**PROBLEM STATEMENT:**
Set down every entry again word for word, please, but skip the pictures.

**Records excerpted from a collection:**
· · · ·

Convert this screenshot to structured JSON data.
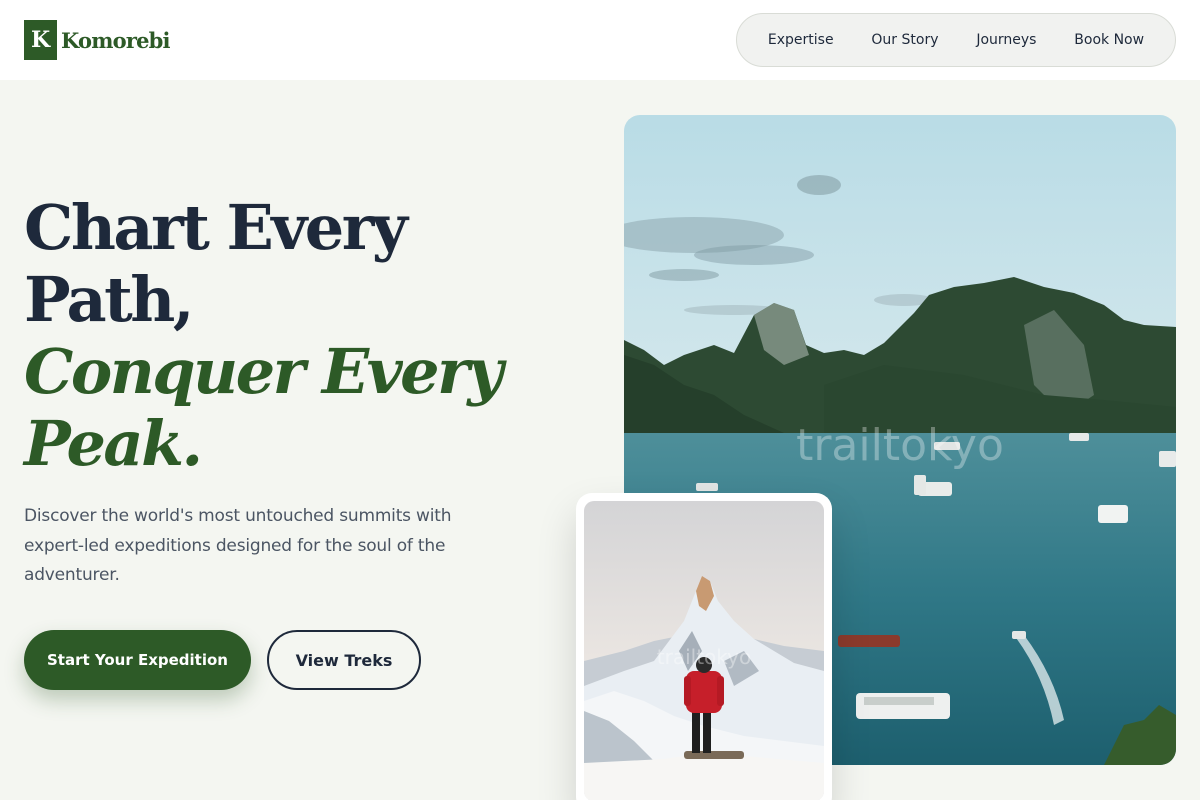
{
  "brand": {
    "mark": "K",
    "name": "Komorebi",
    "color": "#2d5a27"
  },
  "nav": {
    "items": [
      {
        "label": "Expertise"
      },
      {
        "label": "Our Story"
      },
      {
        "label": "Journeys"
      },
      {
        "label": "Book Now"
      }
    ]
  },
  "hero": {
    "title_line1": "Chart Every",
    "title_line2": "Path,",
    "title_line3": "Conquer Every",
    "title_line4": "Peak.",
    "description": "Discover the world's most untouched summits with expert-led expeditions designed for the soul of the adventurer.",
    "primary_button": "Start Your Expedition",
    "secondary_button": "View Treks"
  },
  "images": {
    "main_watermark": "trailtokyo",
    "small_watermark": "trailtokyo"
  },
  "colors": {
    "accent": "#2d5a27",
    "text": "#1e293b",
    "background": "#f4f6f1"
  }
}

· · · ·

**SOLUTION TO THIS TASK:**
Convert this screenshot to structured JSON data.
{
  "brand": {
    "mark": "K",
    "name": "Komorebi",
    "color": "#2d5a27"
  },
  "nav": {
    "items": [
      {
        "label": "Expertise"
      },
      {
        "label": "Our Story"
      },
      {
        "label": "Journeys"
      },
      {
        "label": "Book Now"
      }
    ]
  },
  "hero": {
    "title_line1": "Chart Every",
    "title_line2": "Path,",
    "title_line3": "Conquer Every",
    "title_line4": "Peak.",
    "description": "Discover the world's most untouched summits with expert-led expeditions designed for the soul of the adventurer.",
    "primary_button": "Start Your Expedition",
    "secondary_button": "View Treks"
  },
  "images": {
    "main_watermark": "trailtokyo",
    "small_watermark": "trailtokyo"
  },
  "colors": {
    "accent": "#2d5a27",
    "text": "#1e293b",
    "background": "#f4f6f1"
  }
}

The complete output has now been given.